Rewrite the data below, switching each occurrence of "Tracking Code" to "Embed Code" and leaving everything else the same.

## STORED ROWS
----------------

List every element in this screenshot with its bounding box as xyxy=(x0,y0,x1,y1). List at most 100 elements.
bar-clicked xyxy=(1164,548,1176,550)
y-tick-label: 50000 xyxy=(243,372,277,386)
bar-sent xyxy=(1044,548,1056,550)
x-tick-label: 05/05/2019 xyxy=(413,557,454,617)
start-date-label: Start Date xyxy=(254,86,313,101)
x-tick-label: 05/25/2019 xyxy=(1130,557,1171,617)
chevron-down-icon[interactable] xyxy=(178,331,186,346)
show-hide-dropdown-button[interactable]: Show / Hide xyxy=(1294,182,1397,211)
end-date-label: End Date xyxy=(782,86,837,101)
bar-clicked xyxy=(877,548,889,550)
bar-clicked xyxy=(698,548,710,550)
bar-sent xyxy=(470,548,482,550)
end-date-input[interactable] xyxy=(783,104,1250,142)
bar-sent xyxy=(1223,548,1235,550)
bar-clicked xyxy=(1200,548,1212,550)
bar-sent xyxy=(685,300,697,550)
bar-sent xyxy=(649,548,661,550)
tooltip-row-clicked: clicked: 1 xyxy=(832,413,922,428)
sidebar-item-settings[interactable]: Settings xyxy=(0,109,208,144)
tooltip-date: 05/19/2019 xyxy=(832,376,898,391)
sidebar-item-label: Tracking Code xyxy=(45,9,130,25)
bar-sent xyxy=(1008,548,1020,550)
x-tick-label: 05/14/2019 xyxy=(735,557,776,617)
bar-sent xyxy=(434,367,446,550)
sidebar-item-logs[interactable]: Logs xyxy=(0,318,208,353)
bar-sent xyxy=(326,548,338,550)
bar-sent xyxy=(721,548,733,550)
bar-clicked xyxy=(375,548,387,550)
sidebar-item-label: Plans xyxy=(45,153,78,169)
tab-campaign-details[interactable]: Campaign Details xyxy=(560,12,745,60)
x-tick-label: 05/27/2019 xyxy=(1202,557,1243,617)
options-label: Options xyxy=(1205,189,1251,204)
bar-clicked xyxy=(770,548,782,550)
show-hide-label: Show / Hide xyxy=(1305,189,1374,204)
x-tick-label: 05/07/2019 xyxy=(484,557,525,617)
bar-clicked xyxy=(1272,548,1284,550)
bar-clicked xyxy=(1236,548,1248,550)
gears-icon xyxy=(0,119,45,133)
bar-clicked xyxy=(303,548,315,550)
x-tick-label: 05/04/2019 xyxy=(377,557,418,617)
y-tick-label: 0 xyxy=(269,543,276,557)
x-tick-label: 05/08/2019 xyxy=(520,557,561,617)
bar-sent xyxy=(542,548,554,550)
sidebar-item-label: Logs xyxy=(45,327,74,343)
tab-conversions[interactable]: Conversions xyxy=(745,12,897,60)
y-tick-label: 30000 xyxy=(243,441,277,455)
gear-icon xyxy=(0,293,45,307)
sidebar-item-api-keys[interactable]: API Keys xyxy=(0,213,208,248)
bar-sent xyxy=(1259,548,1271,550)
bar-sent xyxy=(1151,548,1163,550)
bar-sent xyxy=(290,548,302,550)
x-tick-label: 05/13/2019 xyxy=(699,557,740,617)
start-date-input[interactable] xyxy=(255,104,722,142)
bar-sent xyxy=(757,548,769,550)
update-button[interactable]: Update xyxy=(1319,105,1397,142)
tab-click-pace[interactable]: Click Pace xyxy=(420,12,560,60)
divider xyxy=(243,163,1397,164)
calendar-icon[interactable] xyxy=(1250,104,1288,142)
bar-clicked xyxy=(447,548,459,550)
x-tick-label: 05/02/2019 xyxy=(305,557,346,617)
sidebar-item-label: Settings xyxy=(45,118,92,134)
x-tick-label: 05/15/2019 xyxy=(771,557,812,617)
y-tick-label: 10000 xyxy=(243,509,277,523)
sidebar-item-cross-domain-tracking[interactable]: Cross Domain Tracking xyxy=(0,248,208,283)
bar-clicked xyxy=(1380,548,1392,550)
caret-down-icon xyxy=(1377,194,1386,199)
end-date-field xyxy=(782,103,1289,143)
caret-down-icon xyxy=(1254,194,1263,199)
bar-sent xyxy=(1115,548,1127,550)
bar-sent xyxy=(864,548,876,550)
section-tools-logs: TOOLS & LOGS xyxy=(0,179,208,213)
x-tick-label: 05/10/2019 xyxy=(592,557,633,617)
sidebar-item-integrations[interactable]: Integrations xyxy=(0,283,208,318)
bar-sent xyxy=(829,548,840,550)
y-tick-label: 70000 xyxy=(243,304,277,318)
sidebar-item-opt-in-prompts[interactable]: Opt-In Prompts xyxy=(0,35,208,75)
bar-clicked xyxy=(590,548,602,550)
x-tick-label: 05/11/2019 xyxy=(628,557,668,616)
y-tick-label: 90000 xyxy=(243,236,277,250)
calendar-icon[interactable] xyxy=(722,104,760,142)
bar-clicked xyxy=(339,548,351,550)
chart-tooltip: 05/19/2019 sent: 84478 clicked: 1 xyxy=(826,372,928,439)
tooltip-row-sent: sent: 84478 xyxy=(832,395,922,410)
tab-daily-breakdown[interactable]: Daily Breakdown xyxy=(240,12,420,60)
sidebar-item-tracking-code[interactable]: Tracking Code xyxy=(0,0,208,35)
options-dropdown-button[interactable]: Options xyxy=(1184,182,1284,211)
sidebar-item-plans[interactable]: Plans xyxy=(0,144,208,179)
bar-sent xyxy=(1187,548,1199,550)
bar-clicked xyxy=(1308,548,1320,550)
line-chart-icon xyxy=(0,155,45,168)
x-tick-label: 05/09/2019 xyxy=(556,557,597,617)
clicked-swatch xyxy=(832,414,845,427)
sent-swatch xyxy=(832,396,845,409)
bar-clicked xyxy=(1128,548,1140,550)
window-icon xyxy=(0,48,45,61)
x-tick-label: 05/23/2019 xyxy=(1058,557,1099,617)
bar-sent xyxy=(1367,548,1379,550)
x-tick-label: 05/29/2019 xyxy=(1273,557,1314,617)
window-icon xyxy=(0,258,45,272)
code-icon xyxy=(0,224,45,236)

----------------

## RESULT FOR THIS EXERCISE
List every element in this screenshot with its bounding box as xyxy=(x0,y0,x1,y1). List at most 100 elements.
bar-clicked xyxy=(1164,548,1176,550)
y-tick-label: 50000 xyxy=(243,372,277,386)
bar-sent xyxy=(1044,548,1056,550)
x-tick-label: 05/05/2019 xyxy=(413,557,454,617)
start-date-label: Start Date xyxy=(254,86,313,101)
x-tick-label: 05/25/2019 xyxy=(1130,557,1171,617)
chevron-down-icon[interactable] xyxy=(178,331,186,346)
show-hide-dropdown-button[interactable]: Show / Hide xyxy=(1294,182,1397,211)
end-date-label: End Date xyxy=(782,86,837,101)
bar-clicked xyxy=(877,548,889,550)
bar-clicked xyxy=(698,548,710,550)
bar-sent xyxy=(470,548,482,550)
end-date-input[interactable] xyxy=(783,104,1250,142)
bar-sent xyxy=(1223,548,1235,550)
bar-clicked xyxy=(1200,548,1212,550)
bar-sent xyxy=(685,300,697,550)
bar-sent xyxy=(649,548,661,550)
tooltip-row-clicked: clicked: 1 xyxy=(832,413,922,428)
sidebar-item-settings[interactable]: Settings xyxy=(0,109,208,144)
tooltip-date: 05/19/2019 xyxy=(832,376,898,391)
sidebar-item-label: Embed Code xyxy=(45,9,130,25)
bar-sent xyxy=(1008,548,1020,550)
x-tick-label: 05/14/2019 xyxy=(735,557,776,617)
bar-sent xyxy=(434,367,446,550)
sidebar-item-logs[interactable]: Logs xyxy=(0,318,208,353)
bar-sent xyxy=(326,548,338,550)
bar-sent xyxy=(721,548,733,550)
bar-clicked xyxy=(375,548,387,550)
sidebar-item-label: Plans xyxy=(45,153,78,169)
tab-campaign-details[interactable]: Campaign Details xyxy=(560,12,745,60)
x-tick-label: 05/27/2019 xyxy=(1202,557,1243,617)
options-label: Options xyxy=(1205,189,1251,204)
bar-clicked xyxy=(770,548,782,550)
show-hide-label: Show / Hide xyxy=(1305,189,1374,204)
x-tick-label: 05/07/2019 xyxy=(484,557,525,617)
bar-clicked xyxy=(1272,548,1284,550)
bar-clicked xyxy=(1236,548,1248,550)
gears-icon xyxy=(0,119,45,133)
bar-clicked xyxy=(303,548,315,550)
x-tick-label: 05/04/2019 xyxy=(377,557,418,617)
y-tick-label: 0 xyxy=(269,543,276,557)
x-tick-label: 05/08/2019 xyxy=(520,557,561,617)
bar-sent xyxy=(542,548,554,550)
sidebar-item-label: Logs xyxy=(45,327,74,343)
tab-conversions[interactable]: Conversions xyxy=(745,12,897,60)
y-tick-label: 30000 xyxy=(243,441,277,455)
gear-icon xyxy=(0,293,45,307)
sidebar-item-api-keys[interactable]: API Keys xyxy=(0,213,208,248)
bar-sent xyxy=(1259,548,1271,550)
bar-sent xyxy=(1151,548,1163,550)
bar-sent xyxy=(290,548,302,550)
x-tick-label: 05/13/2019 xyxy=(699,557,740,617)
start-date-input[interactable] xyxy=(255,104,722,142)
bar-sent xyxy=(757,548,769,550)
update-button[interactable]: Update xyxy=(1319,105,1397,142)
tab-click-pace[interactable]: Click Pace xyxy=(420,12,560,60)
divider xyxy=(243,163,1397,164)
calendar-icon[interactable] xyxy=(1250,104,1288,142)
bar-clicked xyxy=(447,548,459,550)
x-tick-label: 05/02/2019 xyxy=(305,557,346,617)
sidebar-item-label: Settings xyxy=(45,118,92,134)
x-tick-label: 05/15/2019 xyxy=(771,557,812,617)
y-tick-label: 10000 xyxy=(243,509,277,523)
sidebar-item-cross-domain-tracking[interactable]: Cross Domain Tracking xyxy=(0,248,208,283)
bar-clicked xyxy=(1380,548,1392,550)
caret-down-icon xyxy=(1377,194,1386,199)
end-date-field xyxy=(782,103,1289,143)
caret-down-icon xyxy=(1254,194,1263,199)
bar-sent xyxy=(1115,548,1127,550)
bar-sent xyxy=(864,548,876,550)
section-tools-logs: TOOLS & LOGS xyxy=(0,179,208,213)
x-tick-label: 05/10/2019 xyxy=(592,557,633,617)
sidebar-item-integrations[interactable]: Integrations xyxy=(0,283,208,318)
bar-sent xyxy=(829,548,840,550)
y-tick-label: 70000 xyxy=(243,304,277,318)
sidebar-item-opt-in-prompts[interactable]: Opt-In Prompts xyxy=(0,35,208,75)
bar-clicked xyxy=(590,548,602,550)
x-tick-label: 05/11/2019 xyxy=(628,557,668,616)
y-tick-label: 90000 xyxy=(243,236,277,250)
calendar-icon[interactable] xyxy=(722,104,760,142)
bar-clicked xyxy=(339,548,351,550)
chart-tooltip: 05/19/2019 sent: 84478 clicked: 1 xyxy=(826,372,928,439)
tooltip-row-sent: sent: 84478 xyxy=(832,395,922,410)
tab-daily-breakdown[interactable]: Daily Breakdown xyxy=(240,12,420,60)
sidebar-item-tracking-code[interactable]: Embed Code xyxy=(0,0,208,35)
options-dropdown-button[interactable]: Options xyxy=(1184,182,1284,211)
sidebar-item-plans[interactable]: Plans xyxy=(0,144,208,179)
bar-sent xyxy=(1187,548,1199,550)
bar-clicked xyxy=(1308,548,1320,550)
line-chart-icon xyxy=(0,155,45,168)
x-tick-label: 05/09/2019 xyxy=(556,557,597,617)
clicked-swatch xyxy=(832,414,845,427)
sent-swatch xyxy=(832,396,845,409)
bar-clicked xyxy=(1128,548,1140,550)
window-icon xyxy=(0,48,45,61)
x-tick-label: 05/23/2019 xyxy=(1058,557,1099,617)
bar-sent xyxy=(1367,548,1379,550)
x-tick-label: 05/29/2019 xyxy=(1273,557,1314,617)
window-icon xyxy=(0,258,45,272)
code-icon xyxy=(0,224,45,236)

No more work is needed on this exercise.